[START OF Excerpted records]
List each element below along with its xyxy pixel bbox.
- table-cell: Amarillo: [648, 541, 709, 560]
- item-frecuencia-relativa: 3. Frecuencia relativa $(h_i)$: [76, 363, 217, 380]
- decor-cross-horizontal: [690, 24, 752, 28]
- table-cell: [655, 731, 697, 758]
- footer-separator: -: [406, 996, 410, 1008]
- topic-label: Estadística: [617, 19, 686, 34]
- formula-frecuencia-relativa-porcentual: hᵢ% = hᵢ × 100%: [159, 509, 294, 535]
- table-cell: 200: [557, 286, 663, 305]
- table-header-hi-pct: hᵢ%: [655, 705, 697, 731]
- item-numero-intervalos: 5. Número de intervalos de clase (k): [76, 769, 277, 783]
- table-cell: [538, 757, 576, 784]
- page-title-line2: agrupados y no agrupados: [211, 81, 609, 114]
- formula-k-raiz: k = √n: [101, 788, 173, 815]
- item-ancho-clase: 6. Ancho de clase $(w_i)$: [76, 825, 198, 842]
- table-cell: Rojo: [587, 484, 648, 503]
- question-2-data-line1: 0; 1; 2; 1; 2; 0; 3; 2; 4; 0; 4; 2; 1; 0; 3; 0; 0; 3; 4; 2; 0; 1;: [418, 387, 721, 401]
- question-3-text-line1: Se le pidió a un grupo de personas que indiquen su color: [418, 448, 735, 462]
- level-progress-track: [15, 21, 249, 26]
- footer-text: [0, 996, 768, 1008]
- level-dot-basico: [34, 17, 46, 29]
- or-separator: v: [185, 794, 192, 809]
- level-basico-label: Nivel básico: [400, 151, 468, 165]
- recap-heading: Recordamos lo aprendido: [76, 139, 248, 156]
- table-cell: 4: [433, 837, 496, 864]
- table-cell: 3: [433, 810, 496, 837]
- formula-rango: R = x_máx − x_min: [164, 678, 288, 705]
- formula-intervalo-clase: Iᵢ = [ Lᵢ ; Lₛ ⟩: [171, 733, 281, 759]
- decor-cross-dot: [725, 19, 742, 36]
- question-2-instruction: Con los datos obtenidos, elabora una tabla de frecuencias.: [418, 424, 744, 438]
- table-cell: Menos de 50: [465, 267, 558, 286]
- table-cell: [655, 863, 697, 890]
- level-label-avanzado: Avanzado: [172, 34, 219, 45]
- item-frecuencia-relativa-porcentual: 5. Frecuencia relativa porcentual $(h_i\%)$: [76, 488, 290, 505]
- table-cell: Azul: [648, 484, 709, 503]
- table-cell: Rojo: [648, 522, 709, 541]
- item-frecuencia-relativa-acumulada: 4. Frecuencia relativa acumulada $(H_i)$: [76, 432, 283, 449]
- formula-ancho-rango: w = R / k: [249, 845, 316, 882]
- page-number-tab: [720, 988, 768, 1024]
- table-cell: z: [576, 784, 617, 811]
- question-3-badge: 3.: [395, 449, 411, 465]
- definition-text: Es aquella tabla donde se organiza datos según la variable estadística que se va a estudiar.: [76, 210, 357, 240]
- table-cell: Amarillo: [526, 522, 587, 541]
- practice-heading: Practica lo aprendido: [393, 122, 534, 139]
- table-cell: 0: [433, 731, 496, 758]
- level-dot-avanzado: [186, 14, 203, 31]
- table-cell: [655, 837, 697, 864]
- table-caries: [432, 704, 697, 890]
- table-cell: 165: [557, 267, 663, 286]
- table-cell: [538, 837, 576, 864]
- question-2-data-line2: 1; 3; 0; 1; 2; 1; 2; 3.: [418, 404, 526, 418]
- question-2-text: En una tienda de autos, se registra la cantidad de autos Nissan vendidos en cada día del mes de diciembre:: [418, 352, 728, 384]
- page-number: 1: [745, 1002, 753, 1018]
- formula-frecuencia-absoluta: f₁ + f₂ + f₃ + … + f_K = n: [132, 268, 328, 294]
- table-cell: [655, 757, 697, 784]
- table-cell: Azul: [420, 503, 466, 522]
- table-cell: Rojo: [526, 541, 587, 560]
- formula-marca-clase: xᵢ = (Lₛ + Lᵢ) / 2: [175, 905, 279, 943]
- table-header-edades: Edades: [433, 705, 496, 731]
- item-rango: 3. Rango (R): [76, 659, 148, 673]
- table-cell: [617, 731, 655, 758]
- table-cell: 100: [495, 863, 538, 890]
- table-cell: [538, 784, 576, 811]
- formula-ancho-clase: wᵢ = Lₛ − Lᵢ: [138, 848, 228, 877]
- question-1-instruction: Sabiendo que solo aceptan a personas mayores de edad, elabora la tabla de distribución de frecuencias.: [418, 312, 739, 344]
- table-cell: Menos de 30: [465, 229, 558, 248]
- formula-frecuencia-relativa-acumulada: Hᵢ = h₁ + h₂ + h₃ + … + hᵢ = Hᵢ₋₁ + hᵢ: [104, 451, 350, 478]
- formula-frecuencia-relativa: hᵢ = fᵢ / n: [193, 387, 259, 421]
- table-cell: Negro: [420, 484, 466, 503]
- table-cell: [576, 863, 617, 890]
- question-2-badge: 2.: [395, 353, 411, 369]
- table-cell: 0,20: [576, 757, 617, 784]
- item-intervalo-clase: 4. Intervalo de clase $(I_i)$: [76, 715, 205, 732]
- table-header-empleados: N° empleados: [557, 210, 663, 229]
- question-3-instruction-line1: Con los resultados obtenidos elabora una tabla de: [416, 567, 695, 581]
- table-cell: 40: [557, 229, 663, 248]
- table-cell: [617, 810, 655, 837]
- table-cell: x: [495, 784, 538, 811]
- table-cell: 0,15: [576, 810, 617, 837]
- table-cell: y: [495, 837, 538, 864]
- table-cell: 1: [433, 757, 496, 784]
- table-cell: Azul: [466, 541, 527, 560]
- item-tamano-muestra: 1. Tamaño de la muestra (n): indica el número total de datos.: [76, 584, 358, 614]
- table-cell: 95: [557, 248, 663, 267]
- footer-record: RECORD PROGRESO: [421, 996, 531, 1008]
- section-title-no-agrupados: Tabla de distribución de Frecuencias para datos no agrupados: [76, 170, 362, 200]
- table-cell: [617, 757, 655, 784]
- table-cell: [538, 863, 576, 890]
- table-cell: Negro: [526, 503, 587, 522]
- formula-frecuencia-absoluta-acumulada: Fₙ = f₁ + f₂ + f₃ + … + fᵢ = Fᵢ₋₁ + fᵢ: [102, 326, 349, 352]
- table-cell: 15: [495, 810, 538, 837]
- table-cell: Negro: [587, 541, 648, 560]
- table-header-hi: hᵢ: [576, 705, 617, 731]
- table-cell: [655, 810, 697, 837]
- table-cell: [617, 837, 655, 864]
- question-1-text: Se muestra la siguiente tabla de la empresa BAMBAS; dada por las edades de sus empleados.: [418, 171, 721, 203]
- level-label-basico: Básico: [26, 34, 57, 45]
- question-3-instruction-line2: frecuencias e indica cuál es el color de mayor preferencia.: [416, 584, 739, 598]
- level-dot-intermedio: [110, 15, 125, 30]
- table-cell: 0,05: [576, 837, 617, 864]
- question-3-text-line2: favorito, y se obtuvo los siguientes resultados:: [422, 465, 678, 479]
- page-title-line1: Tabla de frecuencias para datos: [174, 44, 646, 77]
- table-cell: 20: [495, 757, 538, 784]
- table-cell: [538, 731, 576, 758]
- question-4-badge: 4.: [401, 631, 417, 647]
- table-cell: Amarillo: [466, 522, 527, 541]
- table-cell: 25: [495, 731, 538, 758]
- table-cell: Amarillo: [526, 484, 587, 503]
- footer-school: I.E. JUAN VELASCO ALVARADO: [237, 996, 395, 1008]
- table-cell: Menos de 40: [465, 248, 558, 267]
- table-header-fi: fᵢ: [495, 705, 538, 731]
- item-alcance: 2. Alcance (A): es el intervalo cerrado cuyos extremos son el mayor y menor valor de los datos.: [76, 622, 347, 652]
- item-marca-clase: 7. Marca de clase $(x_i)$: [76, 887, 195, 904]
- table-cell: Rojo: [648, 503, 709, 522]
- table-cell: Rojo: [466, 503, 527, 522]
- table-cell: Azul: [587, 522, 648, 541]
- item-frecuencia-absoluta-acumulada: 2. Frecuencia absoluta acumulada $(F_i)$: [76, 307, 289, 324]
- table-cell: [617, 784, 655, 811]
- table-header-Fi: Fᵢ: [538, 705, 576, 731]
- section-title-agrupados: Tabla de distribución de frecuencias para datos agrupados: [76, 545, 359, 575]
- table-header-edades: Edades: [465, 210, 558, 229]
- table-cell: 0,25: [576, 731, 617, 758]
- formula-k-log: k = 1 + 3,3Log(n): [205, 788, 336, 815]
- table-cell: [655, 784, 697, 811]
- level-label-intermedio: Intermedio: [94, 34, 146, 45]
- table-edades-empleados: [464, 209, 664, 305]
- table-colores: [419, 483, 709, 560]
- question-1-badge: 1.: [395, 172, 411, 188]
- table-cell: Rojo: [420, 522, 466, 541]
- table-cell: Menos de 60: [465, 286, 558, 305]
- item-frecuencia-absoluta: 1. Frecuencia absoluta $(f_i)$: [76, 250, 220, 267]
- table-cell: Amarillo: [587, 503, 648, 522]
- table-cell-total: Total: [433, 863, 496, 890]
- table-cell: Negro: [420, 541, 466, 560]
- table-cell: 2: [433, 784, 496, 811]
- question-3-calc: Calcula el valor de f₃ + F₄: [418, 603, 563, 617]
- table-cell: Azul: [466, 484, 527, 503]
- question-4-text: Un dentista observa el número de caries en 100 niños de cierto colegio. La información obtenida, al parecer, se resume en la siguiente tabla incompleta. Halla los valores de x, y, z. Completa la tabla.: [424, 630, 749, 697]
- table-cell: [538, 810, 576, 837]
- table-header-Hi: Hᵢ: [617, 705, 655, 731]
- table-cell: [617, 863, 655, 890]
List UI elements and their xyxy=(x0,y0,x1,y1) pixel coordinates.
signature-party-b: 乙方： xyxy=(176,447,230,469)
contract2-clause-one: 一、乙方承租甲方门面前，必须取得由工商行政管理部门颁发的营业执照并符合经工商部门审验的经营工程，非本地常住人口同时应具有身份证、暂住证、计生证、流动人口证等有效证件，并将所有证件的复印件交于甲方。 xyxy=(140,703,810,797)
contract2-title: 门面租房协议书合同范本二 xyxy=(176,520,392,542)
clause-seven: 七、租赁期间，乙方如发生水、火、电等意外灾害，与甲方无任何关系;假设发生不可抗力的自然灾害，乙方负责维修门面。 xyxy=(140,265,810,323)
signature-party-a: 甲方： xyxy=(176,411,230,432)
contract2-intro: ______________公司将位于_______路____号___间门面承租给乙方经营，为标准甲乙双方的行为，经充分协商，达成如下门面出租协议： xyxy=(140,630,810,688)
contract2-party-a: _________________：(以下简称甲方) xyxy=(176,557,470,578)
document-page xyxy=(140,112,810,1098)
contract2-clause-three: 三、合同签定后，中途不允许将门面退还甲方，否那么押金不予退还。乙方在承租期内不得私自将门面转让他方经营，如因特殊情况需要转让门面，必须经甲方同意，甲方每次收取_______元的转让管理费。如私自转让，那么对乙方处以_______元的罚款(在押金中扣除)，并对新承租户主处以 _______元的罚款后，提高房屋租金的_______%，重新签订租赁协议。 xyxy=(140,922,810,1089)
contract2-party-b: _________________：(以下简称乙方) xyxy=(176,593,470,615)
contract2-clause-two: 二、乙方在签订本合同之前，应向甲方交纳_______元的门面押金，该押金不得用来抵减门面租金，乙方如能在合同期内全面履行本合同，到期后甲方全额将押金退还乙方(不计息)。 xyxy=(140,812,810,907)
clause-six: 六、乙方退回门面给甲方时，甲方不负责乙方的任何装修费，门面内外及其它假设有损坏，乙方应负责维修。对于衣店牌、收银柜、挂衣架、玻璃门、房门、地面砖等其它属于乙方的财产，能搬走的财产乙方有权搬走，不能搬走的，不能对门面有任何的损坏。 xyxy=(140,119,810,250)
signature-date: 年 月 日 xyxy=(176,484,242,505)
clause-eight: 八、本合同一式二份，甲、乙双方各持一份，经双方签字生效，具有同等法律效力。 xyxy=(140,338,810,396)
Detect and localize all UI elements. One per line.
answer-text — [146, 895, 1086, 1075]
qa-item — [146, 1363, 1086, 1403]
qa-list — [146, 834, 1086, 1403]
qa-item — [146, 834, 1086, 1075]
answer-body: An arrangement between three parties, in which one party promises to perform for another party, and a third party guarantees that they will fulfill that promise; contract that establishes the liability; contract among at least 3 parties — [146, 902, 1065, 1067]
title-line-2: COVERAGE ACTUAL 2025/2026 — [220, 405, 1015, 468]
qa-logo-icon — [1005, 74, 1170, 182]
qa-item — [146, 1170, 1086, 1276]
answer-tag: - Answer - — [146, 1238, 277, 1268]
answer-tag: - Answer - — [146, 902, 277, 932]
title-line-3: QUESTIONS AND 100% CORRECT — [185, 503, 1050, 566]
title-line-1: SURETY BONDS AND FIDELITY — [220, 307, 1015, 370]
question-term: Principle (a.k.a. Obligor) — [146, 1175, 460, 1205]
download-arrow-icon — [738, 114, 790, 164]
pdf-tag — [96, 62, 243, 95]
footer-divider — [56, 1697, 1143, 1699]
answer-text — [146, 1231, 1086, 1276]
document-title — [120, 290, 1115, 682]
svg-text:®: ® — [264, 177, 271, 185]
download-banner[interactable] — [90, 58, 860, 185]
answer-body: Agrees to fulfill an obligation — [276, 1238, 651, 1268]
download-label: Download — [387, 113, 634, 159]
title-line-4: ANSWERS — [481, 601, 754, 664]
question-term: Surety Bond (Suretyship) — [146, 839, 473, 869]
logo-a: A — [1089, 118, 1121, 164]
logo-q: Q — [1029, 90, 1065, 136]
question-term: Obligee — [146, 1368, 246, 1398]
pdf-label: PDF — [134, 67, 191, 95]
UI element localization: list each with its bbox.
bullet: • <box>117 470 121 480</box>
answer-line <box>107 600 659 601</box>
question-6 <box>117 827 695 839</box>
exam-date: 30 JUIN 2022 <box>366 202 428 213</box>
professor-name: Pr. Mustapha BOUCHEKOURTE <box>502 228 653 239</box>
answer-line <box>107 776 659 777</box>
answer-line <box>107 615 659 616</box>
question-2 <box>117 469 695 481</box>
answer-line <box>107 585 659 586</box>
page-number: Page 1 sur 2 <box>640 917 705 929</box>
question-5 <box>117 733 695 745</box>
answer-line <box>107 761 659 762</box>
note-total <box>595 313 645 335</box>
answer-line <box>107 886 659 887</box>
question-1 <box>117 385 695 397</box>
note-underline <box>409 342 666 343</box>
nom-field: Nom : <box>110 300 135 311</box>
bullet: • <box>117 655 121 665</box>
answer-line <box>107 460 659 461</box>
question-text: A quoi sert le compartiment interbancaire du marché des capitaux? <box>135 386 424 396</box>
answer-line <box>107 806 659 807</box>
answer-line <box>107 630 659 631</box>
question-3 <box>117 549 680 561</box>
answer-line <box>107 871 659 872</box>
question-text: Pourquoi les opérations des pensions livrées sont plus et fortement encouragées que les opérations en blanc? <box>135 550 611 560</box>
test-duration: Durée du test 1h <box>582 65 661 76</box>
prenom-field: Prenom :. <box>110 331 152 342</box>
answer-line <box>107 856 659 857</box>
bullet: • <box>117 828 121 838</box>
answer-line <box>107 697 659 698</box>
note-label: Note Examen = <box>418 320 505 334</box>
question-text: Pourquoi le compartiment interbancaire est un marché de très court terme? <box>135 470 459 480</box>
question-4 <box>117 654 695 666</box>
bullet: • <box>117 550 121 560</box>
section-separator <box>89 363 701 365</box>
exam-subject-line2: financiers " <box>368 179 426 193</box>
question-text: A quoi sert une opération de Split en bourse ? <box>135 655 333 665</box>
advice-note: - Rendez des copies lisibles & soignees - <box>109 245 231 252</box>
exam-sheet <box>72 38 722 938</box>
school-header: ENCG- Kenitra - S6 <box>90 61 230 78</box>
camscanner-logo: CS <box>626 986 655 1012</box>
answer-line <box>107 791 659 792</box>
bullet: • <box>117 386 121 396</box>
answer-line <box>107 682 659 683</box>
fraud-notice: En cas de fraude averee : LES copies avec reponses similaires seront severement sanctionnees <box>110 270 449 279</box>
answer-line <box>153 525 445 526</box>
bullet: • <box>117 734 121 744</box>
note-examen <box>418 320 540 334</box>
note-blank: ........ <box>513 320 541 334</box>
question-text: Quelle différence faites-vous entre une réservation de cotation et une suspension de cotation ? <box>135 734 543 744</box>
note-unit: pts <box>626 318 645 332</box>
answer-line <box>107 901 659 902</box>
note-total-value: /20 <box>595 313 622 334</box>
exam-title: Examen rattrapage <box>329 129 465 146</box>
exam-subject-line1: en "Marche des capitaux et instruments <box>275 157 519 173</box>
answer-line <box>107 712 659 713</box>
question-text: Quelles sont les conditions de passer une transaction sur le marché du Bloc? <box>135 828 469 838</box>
[END OF Excerpted records]
» Stated task
Turn the rows from the start through the line containing "- table-cell: 200: [557, 286, 663, 305]", both ends included, into a numbered list, leaving out any blank lines.

» The answer
1. List each element below along with its xyxy pixel bbox.
2. - table-cell: Amarillo: [648, 541, 709, 560]
3. - item-frecuencia-relativa: 3. Frecuencia relativa $(h_i)$: [76, 363, 217, 380]
4. - decor-cross-horizontal: [690, 24, 752, 28]
5. - table-cell: [655, 731, 697, 758]
6. - footer-separator: -: [406, 996, 410, 1008]
7. - topic-label: Estadística: [617, 19, 686, 34]
8. - formula-frecuencia-relativa-porcentual: hᵢ% = hᵢ × 100%: [159, 509, 294, 535]
9. - table-cell: 200: [557, 286, 663, 305]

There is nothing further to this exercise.